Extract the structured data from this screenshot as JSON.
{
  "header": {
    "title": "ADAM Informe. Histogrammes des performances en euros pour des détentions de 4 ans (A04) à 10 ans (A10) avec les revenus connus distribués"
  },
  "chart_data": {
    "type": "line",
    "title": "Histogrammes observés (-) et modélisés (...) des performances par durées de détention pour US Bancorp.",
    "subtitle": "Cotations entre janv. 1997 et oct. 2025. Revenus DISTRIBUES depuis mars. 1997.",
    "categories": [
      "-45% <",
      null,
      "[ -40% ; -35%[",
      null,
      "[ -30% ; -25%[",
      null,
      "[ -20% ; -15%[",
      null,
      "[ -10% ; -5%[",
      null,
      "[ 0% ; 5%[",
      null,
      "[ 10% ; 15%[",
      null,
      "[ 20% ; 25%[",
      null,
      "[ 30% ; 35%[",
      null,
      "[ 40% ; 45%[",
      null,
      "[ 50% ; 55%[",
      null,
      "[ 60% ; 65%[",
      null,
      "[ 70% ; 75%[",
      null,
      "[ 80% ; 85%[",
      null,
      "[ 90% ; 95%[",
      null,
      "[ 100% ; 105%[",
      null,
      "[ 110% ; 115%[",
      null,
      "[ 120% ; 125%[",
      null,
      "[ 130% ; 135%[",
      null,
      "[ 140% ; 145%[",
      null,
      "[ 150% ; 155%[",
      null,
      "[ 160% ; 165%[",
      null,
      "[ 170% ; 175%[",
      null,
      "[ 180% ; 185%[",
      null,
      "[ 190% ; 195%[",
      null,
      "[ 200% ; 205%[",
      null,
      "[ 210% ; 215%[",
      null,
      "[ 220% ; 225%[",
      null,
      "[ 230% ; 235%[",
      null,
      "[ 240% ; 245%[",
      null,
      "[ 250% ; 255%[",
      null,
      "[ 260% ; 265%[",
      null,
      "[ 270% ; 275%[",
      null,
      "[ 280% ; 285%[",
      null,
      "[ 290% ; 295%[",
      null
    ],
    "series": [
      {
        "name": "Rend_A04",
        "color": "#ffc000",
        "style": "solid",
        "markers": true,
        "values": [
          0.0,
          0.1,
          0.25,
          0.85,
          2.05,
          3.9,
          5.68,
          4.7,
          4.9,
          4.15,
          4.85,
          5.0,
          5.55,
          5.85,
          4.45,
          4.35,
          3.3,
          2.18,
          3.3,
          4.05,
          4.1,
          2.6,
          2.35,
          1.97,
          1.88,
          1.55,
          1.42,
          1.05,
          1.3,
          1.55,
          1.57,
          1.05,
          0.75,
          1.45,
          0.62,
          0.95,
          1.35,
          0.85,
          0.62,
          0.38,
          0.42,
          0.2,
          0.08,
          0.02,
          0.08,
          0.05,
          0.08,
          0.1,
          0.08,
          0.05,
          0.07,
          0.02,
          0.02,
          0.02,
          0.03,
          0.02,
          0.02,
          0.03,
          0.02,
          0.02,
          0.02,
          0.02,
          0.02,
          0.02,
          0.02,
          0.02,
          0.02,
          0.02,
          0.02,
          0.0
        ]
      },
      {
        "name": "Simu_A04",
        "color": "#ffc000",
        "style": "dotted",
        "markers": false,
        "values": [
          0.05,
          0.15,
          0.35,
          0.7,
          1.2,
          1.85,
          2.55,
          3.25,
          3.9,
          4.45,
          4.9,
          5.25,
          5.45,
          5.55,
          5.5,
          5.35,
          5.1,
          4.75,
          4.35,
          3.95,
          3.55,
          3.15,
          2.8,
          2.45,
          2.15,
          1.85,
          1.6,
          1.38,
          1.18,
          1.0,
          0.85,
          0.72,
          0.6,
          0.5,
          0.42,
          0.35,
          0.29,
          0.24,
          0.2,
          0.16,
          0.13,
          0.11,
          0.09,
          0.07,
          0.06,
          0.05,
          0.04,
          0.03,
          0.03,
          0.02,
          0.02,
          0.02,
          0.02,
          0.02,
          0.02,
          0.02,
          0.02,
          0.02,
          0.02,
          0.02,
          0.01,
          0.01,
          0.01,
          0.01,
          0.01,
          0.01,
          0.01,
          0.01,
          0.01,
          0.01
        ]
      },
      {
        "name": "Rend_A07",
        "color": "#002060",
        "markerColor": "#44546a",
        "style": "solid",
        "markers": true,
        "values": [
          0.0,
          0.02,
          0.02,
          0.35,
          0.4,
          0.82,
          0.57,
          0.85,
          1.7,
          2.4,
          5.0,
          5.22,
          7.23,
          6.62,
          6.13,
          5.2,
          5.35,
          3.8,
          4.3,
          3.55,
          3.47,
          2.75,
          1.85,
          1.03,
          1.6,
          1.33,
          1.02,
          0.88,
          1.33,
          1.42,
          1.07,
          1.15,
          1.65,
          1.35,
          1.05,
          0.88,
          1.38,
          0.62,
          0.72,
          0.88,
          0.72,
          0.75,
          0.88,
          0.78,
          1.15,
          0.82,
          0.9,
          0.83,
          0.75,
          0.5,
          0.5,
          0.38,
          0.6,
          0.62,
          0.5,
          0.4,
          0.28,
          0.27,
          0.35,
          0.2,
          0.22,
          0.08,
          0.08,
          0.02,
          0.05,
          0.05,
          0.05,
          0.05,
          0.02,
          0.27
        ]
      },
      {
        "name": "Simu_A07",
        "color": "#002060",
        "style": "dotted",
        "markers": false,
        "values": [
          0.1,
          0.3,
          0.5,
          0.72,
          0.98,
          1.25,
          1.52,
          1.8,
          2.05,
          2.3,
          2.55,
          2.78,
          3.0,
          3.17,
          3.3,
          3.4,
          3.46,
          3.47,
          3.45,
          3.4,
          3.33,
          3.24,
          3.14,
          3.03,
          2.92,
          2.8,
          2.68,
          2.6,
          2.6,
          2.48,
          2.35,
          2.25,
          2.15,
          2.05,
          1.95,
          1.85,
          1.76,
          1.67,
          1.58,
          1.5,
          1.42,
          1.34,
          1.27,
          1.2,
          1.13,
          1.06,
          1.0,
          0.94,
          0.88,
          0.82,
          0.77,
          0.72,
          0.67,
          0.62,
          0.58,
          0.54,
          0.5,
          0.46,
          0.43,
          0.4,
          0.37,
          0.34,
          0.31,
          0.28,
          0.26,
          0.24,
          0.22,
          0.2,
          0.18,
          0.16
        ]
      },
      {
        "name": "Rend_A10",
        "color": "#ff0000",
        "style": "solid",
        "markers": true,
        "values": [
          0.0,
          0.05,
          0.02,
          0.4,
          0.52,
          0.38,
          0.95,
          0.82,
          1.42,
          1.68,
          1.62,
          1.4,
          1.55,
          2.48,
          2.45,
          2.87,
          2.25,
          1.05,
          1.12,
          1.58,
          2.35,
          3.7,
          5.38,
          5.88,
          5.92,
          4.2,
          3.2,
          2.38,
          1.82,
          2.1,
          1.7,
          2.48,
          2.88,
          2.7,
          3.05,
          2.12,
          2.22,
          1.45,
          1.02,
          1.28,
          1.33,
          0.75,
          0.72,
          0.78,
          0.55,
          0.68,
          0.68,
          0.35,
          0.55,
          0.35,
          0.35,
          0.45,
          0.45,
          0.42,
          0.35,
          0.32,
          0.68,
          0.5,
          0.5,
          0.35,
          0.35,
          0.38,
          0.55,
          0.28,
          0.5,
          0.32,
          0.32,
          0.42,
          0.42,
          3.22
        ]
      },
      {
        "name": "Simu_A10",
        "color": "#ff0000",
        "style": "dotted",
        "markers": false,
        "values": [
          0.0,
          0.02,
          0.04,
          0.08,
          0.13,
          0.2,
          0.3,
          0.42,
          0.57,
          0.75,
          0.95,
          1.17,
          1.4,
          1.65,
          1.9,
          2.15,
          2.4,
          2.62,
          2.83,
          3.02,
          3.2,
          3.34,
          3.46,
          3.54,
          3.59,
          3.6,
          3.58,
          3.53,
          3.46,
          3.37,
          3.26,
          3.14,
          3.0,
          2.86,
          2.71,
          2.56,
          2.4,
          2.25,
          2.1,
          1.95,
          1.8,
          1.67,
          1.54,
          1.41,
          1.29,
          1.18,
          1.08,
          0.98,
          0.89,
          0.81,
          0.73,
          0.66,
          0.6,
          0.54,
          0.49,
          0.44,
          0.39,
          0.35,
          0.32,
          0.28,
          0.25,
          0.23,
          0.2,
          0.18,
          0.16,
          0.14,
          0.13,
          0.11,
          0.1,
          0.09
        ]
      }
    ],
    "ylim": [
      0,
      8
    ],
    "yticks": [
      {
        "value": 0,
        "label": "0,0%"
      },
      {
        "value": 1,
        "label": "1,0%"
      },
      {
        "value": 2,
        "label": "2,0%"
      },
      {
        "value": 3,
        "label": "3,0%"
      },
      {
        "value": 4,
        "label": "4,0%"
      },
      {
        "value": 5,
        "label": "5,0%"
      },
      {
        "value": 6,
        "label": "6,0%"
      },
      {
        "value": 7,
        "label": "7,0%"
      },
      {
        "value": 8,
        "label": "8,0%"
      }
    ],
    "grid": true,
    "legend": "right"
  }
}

Instructions to follow:
Which lines hold the word "Histogrammes"? Copy every one of them.

Answer for this exercise:
    "title": "ADAM Informe. Histogrammes des performances en euros pour des détentions de 4 ans (A04) à 10 ans (A10) avec les revenus connus distribués"
    "title": "Histogrammes observés (-) et modélisés (...) des performances par durées de détention pour US Bancorp.",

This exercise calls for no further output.